§ CHALLENGE
Keep only the lines that hold the string "JSON", filtering out the rest of the entries below.

[begin EXCERPTED DATA]

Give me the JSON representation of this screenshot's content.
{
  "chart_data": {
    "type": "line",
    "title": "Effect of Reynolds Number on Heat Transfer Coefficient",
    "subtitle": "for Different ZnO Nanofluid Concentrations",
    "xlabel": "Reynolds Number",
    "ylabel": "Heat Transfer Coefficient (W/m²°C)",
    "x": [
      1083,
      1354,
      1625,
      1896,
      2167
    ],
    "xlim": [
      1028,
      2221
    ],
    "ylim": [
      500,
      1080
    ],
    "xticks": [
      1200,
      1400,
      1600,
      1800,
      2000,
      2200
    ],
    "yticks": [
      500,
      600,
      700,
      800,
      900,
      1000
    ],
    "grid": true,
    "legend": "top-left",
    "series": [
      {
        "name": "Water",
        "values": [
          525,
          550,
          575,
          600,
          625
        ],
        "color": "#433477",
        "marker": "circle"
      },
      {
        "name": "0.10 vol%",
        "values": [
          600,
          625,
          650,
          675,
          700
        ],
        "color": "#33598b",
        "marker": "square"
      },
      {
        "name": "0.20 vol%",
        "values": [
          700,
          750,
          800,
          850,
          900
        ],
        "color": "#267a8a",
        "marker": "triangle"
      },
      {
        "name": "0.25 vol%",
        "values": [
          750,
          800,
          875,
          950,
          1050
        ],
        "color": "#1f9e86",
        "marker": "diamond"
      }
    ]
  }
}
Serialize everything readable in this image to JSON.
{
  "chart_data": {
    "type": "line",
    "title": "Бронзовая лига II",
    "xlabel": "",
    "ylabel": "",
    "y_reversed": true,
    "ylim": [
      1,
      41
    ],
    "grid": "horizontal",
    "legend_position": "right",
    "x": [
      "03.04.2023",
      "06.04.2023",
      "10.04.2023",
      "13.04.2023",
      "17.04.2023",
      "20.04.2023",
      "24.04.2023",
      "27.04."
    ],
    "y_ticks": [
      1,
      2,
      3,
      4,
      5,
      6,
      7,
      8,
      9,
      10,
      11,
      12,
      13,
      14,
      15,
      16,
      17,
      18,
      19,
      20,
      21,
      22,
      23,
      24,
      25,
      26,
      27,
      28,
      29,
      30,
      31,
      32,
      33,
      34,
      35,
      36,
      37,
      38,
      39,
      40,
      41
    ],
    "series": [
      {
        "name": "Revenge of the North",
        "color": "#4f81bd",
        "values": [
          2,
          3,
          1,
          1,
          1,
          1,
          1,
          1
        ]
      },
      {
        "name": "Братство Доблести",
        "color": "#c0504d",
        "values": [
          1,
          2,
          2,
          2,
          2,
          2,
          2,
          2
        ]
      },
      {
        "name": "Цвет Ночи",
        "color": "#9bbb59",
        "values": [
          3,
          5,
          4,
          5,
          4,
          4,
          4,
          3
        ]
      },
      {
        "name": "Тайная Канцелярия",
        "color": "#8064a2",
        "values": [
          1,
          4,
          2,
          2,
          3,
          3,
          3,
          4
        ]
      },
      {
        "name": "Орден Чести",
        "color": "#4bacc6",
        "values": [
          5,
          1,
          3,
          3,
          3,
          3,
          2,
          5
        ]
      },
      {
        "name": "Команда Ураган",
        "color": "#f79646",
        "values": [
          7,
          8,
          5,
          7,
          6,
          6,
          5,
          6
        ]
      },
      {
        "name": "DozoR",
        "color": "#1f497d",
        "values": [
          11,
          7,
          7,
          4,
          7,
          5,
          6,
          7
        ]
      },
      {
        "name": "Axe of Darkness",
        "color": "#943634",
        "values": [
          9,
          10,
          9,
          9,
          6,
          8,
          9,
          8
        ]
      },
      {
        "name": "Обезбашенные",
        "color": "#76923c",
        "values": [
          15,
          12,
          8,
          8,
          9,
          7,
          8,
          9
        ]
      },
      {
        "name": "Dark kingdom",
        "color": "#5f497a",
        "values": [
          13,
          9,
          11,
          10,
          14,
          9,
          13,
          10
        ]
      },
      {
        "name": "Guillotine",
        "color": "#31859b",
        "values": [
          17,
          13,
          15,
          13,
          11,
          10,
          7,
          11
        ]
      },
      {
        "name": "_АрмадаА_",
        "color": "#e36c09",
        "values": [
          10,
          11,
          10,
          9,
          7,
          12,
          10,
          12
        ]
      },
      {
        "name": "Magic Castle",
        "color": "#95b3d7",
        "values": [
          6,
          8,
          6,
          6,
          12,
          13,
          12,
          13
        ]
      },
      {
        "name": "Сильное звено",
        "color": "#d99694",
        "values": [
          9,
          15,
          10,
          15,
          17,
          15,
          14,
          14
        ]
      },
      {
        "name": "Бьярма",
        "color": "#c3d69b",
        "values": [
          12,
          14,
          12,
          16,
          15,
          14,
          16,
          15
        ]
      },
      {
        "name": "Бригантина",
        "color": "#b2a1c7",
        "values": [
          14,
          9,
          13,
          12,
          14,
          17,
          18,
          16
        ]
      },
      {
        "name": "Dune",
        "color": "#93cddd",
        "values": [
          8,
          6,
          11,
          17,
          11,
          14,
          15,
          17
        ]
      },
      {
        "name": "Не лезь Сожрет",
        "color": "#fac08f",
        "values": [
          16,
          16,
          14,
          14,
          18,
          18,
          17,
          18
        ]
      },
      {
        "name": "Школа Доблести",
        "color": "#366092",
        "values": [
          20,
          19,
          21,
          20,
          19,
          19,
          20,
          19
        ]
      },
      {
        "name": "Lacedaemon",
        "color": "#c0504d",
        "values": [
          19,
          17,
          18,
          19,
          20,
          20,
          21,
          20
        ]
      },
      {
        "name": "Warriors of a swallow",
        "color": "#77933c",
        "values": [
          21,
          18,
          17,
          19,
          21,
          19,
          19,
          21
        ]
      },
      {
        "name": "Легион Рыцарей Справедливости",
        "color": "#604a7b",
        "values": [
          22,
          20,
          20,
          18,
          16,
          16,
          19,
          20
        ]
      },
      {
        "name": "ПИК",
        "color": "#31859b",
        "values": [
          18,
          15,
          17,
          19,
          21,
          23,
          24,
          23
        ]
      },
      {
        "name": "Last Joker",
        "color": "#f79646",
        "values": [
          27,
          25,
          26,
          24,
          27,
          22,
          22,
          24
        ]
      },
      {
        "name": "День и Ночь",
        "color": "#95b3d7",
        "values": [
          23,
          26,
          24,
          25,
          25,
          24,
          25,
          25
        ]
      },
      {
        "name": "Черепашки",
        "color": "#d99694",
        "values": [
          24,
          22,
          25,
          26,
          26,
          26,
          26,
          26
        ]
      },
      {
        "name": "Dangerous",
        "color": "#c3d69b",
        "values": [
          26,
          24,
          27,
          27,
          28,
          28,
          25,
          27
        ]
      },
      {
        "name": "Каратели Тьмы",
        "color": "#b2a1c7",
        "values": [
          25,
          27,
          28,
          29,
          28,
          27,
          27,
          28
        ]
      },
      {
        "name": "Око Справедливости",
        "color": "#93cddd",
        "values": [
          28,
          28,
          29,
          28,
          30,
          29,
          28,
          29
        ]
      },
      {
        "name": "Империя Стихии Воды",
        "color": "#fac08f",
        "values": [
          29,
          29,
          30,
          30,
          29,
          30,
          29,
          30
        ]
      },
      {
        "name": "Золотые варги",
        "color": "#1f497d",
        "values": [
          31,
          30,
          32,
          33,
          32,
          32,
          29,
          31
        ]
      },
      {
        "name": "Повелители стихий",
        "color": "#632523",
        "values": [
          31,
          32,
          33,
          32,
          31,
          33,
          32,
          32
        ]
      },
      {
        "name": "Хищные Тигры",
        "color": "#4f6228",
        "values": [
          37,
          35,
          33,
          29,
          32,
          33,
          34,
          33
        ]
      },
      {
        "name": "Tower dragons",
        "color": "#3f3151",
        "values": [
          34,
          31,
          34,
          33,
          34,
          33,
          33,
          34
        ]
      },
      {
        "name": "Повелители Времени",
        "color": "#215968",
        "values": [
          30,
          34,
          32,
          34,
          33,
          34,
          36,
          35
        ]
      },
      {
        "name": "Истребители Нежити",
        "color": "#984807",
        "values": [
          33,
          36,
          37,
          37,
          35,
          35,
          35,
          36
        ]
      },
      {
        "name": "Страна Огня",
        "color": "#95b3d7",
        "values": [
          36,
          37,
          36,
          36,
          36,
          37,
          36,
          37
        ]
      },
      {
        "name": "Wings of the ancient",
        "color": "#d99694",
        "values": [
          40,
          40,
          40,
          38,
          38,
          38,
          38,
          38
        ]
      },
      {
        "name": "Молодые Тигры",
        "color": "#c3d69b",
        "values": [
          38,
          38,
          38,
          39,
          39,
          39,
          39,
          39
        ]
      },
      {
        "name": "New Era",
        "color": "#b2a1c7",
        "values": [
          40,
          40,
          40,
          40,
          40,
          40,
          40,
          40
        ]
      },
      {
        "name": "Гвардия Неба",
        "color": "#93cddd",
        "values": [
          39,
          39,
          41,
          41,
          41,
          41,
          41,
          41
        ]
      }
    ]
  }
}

[end EXCERPTED DATA]

§ EXERCISE SOLUTION
Give me the JSON representation of this screenshot's content.
Serialize everything readable in this image to JSON.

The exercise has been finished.